» **Goal of the exercise**
Find the string "nøgle" in the listing and report every line that has it.

═══ Task input

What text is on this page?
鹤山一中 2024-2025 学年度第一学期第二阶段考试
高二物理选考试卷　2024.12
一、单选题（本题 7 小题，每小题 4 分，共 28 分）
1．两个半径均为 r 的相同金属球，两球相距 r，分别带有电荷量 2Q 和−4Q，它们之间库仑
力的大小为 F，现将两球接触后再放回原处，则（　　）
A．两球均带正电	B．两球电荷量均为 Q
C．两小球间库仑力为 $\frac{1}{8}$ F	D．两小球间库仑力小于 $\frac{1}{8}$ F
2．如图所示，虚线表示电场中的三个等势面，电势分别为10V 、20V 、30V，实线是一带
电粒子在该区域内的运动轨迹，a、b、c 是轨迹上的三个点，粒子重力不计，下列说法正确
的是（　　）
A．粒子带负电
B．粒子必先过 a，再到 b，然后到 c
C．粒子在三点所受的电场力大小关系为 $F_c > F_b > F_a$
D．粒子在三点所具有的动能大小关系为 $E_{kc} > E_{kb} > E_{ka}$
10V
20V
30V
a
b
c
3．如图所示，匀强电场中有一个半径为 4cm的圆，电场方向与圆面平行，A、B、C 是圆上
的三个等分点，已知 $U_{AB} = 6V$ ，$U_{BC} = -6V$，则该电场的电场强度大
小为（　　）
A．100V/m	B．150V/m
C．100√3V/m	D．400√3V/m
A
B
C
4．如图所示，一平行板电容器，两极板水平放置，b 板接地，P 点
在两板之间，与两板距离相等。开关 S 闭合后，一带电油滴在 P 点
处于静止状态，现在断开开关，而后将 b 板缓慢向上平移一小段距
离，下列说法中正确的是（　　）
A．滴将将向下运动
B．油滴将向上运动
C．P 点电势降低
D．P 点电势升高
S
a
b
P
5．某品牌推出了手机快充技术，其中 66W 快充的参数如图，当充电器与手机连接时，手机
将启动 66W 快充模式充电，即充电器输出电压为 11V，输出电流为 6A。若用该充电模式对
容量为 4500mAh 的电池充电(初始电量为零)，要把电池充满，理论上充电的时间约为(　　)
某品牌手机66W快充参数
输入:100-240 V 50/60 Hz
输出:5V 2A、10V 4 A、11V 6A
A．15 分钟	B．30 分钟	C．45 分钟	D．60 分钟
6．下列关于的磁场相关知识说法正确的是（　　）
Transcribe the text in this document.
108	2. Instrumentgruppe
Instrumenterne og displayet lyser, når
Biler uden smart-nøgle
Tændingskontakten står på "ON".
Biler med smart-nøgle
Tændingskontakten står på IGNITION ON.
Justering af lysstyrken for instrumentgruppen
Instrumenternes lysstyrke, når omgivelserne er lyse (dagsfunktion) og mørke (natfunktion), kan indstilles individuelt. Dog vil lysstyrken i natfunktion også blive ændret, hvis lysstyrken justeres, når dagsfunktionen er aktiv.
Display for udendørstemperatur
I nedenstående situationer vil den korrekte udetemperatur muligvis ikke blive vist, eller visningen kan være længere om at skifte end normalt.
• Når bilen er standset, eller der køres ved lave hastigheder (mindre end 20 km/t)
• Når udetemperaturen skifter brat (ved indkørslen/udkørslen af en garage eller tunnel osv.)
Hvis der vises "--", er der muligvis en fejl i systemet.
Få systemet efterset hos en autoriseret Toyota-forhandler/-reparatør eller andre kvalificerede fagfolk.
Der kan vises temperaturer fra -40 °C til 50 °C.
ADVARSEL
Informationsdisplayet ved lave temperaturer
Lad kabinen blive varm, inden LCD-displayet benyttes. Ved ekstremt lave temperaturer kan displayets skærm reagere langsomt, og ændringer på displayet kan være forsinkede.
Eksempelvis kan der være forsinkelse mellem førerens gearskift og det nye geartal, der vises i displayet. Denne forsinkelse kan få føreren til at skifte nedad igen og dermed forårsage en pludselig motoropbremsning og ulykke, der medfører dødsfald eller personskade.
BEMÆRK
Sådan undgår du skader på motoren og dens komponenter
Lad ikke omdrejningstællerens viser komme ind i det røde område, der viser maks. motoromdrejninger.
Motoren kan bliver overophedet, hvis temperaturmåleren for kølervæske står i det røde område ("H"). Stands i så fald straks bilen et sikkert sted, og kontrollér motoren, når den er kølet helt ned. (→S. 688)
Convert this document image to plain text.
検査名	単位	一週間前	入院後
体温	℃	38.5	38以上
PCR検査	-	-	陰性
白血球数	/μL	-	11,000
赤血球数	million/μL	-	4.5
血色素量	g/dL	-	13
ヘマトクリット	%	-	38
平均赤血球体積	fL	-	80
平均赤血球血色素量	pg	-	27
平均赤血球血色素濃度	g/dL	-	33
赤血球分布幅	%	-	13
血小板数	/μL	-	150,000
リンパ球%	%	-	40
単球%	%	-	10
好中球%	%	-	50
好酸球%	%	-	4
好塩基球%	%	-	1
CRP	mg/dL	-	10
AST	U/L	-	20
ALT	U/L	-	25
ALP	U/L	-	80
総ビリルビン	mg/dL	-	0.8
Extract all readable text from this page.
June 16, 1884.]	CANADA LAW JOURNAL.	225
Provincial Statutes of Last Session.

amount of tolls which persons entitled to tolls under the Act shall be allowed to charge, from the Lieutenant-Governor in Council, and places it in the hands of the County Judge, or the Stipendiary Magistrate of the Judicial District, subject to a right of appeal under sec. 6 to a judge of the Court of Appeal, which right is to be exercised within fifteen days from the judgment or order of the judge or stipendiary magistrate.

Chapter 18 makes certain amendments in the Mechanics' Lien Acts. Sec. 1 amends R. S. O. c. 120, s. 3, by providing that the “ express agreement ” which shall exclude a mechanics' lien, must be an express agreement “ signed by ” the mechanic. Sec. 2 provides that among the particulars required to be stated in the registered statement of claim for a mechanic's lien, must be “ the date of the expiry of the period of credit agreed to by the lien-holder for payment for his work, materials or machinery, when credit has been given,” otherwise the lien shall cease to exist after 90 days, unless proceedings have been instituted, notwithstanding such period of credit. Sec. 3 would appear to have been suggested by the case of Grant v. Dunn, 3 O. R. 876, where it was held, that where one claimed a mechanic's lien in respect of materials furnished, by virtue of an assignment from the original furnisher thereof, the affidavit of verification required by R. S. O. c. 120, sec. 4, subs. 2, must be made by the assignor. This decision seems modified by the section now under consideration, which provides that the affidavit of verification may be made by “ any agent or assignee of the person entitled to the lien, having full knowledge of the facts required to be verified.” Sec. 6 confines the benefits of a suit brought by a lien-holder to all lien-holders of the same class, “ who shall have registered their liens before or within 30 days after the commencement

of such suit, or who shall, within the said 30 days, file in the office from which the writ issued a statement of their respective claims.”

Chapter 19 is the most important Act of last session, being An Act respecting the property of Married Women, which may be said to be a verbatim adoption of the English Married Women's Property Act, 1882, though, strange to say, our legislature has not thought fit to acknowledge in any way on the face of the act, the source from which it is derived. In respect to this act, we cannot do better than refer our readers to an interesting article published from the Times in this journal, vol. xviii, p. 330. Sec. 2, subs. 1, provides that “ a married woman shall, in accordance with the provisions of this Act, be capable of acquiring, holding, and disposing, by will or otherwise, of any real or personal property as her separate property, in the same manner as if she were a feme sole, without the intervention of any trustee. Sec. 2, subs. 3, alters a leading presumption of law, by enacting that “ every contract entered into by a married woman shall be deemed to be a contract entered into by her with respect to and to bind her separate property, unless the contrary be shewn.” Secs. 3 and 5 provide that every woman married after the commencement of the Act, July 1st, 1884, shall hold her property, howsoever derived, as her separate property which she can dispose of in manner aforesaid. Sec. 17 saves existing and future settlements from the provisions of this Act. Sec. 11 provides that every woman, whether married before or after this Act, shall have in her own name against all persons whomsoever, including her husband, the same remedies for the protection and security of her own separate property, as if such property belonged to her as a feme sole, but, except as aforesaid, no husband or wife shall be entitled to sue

══════

» **Complete output**
Biler uden smart-nøgle
Biler med smart-nøgle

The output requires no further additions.